> YOUR GOAL: Using the listing below, please gather every line containing the word "داود".
## start SOURCE RECORDS
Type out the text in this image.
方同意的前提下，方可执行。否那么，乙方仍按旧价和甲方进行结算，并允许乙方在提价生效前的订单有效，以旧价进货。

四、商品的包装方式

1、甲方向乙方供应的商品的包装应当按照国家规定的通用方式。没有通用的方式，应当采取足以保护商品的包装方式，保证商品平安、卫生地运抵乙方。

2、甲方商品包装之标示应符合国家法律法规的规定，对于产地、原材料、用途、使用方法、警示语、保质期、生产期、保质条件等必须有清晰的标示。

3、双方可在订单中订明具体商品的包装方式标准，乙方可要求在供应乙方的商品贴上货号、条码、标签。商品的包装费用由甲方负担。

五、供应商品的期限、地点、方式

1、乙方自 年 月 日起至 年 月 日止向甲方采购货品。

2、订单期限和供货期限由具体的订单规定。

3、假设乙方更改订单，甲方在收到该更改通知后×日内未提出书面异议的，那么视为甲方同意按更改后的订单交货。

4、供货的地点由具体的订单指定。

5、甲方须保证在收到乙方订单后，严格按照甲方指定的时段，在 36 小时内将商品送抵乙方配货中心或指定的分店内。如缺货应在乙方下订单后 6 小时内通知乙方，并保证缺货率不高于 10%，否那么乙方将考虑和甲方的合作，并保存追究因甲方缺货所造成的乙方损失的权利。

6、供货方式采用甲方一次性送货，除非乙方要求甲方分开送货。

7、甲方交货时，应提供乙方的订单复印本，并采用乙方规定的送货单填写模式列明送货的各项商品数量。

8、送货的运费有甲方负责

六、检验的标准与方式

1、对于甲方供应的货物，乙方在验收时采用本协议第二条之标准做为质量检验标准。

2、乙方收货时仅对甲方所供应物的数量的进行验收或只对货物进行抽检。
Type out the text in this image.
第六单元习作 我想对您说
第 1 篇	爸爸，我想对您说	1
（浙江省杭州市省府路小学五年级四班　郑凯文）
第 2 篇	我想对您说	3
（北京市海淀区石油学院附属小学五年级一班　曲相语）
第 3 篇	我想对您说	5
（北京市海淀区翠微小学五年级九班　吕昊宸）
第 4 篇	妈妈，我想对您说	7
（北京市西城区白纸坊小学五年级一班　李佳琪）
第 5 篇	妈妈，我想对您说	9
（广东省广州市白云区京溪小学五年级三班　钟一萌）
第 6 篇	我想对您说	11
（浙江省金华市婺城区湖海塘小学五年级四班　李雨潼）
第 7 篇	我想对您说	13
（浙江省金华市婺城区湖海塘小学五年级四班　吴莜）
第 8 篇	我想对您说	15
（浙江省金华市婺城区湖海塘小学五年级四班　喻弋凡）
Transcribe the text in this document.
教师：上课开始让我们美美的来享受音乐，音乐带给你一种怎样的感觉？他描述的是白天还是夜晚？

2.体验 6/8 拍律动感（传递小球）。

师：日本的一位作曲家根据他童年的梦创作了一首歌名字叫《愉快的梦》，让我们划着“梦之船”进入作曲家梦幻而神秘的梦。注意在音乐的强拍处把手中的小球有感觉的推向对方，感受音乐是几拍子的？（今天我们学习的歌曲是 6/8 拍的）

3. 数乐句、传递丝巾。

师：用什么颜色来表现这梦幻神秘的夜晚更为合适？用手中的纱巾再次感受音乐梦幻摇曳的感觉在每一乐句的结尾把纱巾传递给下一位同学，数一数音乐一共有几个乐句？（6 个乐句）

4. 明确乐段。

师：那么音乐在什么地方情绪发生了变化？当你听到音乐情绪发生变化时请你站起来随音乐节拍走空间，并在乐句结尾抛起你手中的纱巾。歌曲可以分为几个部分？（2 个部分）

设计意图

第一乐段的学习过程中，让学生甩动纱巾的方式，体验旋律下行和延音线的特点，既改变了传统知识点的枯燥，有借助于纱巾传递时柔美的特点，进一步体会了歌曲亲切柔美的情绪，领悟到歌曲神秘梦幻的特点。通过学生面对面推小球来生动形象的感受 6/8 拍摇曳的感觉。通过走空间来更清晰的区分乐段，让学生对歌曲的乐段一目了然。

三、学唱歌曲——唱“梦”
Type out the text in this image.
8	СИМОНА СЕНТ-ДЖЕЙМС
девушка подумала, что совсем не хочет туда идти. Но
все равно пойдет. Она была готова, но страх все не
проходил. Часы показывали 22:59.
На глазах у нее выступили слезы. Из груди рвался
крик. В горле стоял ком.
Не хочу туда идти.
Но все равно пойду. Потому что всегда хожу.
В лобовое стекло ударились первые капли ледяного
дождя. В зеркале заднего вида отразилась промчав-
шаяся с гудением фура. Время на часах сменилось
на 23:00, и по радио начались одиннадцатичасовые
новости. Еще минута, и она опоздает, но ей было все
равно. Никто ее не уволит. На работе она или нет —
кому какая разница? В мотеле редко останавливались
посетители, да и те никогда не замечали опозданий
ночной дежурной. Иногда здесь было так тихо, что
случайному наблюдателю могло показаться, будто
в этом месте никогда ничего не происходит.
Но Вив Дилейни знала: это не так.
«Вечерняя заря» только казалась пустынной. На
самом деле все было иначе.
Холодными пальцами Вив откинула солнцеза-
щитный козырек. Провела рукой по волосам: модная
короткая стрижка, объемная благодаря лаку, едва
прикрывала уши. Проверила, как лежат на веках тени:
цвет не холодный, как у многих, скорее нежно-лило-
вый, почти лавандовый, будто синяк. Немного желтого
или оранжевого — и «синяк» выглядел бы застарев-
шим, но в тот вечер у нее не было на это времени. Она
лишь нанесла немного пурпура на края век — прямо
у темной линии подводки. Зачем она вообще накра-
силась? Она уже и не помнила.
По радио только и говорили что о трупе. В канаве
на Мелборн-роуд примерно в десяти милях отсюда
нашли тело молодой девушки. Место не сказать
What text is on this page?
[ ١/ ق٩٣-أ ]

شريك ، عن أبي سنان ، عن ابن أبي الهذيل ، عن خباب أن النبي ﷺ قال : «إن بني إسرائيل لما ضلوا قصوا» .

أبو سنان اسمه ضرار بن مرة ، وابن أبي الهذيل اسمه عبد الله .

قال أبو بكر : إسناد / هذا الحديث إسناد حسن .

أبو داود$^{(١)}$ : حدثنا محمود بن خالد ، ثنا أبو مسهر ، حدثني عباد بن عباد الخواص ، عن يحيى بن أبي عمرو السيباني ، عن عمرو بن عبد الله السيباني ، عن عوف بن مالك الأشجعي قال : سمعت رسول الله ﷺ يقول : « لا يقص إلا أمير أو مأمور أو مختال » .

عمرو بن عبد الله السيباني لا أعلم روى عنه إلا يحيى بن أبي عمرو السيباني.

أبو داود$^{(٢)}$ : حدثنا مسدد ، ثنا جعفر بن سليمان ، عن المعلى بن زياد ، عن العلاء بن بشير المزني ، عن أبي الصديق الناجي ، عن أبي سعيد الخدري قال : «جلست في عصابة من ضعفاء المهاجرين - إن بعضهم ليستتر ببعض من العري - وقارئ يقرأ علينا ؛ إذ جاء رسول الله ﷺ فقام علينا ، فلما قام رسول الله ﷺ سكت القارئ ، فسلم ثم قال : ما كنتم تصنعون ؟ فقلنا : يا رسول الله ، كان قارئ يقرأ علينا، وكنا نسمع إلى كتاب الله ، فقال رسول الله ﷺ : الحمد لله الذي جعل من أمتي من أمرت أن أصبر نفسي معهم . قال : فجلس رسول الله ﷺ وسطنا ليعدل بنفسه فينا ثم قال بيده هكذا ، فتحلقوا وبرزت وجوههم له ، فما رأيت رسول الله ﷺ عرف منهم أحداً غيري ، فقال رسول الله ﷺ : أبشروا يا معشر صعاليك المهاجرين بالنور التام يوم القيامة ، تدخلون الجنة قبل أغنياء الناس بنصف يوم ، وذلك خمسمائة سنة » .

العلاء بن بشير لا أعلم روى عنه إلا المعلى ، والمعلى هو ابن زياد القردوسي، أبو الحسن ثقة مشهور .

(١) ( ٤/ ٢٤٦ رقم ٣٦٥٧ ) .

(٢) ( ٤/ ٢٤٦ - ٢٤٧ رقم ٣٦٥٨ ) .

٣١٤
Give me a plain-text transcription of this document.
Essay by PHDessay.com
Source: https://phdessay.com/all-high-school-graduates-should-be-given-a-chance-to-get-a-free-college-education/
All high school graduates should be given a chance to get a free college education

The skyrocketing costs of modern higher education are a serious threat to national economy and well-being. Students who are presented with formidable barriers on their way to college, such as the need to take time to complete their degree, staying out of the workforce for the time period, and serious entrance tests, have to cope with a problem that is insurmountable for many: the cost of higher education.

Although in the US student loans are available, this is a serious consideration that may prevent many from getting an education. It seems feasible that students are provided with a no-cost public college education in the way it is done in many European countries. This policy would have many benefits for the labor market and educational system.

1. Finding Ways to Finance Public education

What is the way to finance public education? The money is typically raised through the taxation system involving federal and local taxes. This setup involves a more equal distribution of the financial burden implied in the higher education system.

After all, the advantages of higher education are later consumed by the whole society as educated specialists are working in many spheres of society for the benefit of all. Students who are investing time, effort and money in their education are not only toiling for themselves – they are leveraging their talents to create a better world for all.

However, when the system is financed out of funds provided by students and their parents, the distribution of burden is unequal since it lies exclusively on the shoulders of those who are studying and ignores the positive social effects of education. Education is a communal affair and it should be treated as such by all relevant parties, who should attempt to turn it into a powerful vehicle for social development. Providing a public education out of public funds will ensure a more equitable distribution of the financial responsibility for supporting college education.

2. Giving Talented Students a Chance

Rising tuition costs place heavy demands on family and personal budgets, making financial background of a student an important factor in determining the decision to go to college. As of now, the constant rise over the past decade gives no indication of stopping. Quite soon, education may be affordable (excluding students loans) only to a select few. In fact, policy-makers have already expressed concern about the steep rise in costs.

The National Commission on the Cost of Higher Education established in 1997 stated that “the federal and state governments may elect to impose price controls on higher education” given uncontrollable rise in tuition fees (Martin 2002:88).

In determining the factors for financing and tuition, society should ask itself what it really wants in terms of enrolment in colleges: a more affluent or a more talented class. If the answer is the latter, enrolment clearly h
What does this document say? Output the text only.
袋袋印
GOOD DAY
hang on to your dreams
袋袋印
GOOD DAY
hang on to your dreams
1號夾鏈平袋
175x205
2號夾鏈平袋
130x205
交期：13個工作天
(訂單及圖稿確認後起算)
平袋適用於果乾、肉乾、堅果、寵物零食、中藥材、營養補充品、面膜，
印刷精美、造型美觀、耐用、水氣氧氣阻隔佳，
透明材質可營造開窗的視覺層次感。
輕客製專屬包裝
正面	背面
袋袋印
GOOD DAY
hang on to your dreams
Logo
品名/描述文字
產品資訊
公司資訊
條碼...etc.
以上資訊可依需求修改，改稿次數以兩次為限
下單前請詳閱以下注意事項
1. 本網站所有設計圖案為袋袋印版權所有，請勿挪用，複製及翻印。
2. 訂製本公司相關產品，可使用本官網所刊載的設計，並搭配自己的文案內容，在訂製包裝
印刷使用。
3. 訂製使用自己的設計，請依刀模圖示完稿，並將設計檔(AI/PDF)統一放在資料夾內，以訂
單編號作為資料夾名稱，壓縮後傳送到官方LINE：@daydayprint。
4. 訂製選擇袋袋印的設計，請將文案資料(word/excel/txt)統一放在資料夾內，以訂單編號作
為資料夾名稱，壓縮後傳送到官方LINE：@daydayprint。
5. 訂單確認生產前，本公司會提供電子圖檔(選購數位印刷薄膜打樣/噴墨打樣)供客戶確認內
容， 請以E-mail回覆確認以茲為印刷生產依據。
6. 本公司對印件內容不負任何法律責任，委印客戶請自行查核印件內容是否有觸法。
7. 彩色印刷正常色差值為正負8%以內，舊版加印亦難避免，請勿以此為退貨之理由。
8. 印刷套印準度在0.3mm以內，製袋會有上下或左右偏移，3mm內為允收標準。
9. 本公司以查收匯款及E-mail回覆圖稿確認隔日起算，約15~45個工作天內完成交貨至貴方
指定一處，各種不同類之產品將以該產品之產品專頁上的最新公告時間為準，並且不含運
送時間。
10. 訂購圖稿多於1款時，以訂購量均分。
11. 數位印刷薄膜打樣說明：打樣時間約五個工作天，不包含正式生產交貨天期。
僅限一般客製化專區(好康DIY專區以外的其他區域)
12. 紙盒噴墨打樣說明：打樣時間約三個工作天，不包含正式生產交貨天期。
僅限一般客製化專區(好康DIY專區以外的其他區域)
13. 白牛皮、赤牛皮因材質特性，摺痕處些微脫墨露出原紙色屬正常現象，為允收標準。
## end SOURCE RECORDS
> RESULT OF THE EXERCISE:
أبو داود$^{(١)}$ : حدثنا محمود بن خالد ، ثنا أبو مسهر ، حدثني عباد بن عباد الخواص ، عن يحيى بن أبي عمرو السيباني ، عن عمرو بن عبد الله السيباني ، عن عوف بن مالك الأشجعي قال : سمعت رسول الله ﷺ يقول : « لا يقص إلا أمير أو مأمور أو مختال » .
أبو داود$^{(٢)}$ : حدثنا مسدد ، ثنا جعفر بن سليمان ، عن المعلى بن زياد ، عن العلاء بن بشير المزني ، عن أبي الصديق الناجي ، عن أبي سعيد الخدري قال : «جلست في عصابة من ضعفاء المهاجرين - إن بعضهم ليستتر ببعض من العري - وقارئ يقرأ علينا ؛ إذ جاء رسول الله ﷺ فقام علينا ، فلما قام رسول الله ﷺ سكت القارئ ، فسلم ثم قال : ما كنتم تصنعون ؟ فقلنا : يا رسول الله ، كان قارئ يقرأ علينا، وكنا نسمع إلى كتاب الله ، فقال رسول الله ﷺ : الحمد لله الذي جعل من أمتي من أمرت أن أصبر نفسي معهم . قال : فجلس رسول الله ﷺ وسطنا ليعدل بنفسه فينا ثم قال بيده هكذا ، فتحلقوا وبرزت وجوههم له ، فما رأيت رسول الله ﷺ عرف منهم أحداً غيري ، فقال رسول الله ﷺ : أبشروا يا معشر صعاليك المهاجرين بالنور التام يوم القيامة ، تدخلون الجنة قبل أغنياء الناس بنصف يوم ، وذلك خمسمائة سنة » .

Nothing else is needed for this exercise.